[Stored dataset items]
◇ ◇ ◇ ◇ ◇

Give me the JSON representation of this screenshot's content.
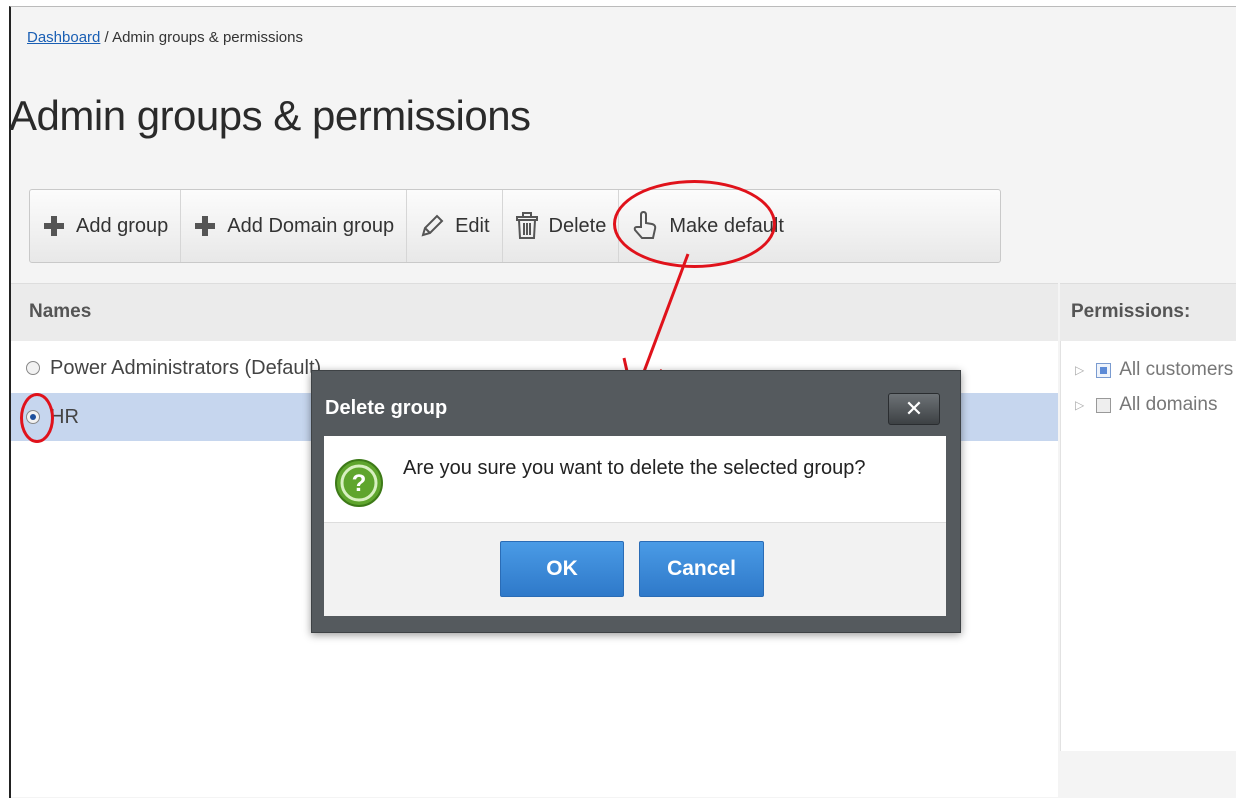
{
  "breadcrumb": {
    "home": "Dashboard",
    "separator": " / ",
    "current": "Admin groups & permissions"
  },
  "page_title": "Admin groups & permissions",
  "toolbar": {
    "add_group": "Add group",
    "add_domain_group": "Add Domain group",
    "edit": "Edit",
    "delete": "Delete",
    "make_default": "Make default"
  },
  "names": {
    "header": "Names",
    "rows": [
      {
        "label": "Power Administrators (Default)",
        "selected": false
      },
      {
        "label": "HR",
        "selected": true
      }
    ]
  },
  "permissions": {
    "header": "Permissions:",
    "items": [
      {
        "label": "All customers"
      },
      {
        "label": "All domains"
      }
    ]
  },
  "dialog": {
    "title": "Delete group",
    "close": "✕",
    "message": "Are you sure you want to delete the selected group?",
    "ok": "OK",
    "cancel": "Cancel"
  },
  "colors": {
    "annotation": "#e0121b",
    "accent": "#2f79c9",
    "selection": "#c6d6ee"
  }
}
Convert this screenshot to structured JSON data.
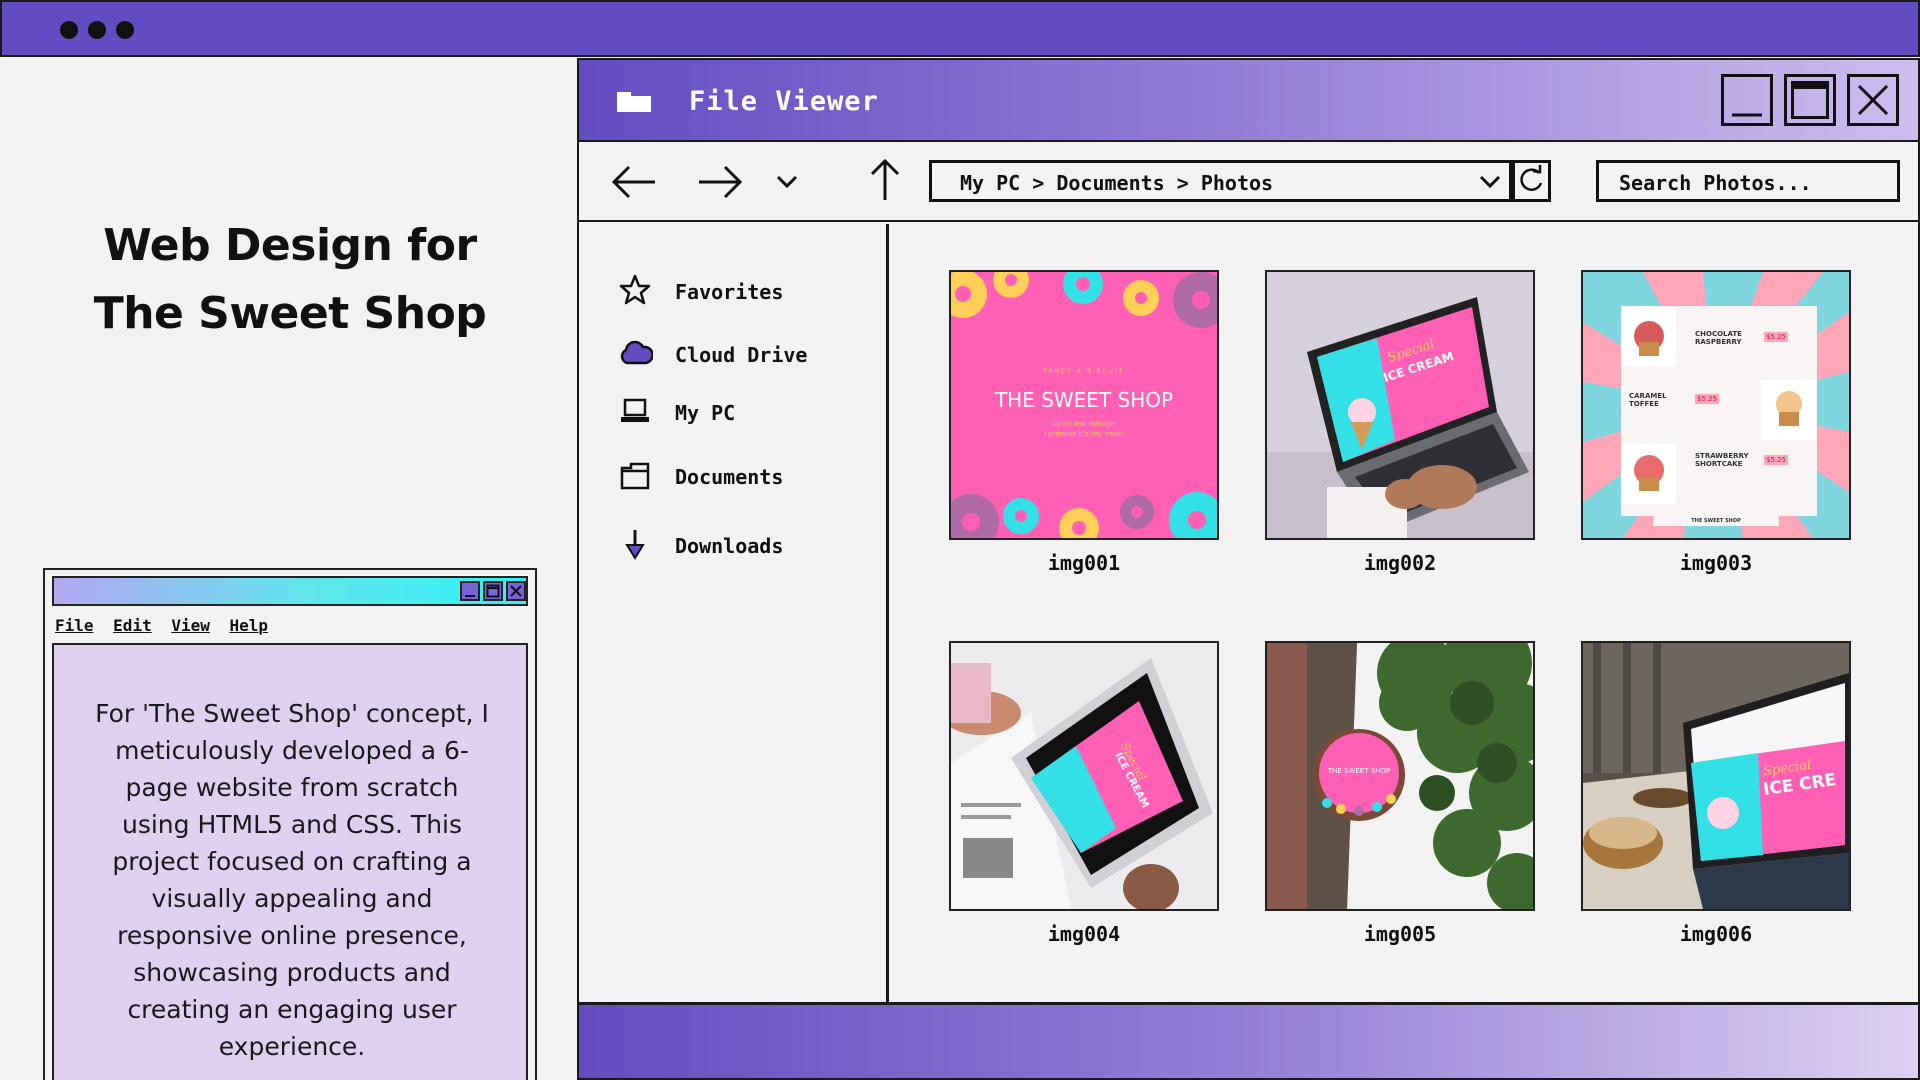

◇ ◇ ◇ ◇ ◇

WHAT NEEDS TO BE DONE: Which lines hold the string "selected"? List them all.

OUTPUT FOR THIS TASK:
        "selected": false
        "selected": true
    "message": "Are you sure you want to delete the selected group?",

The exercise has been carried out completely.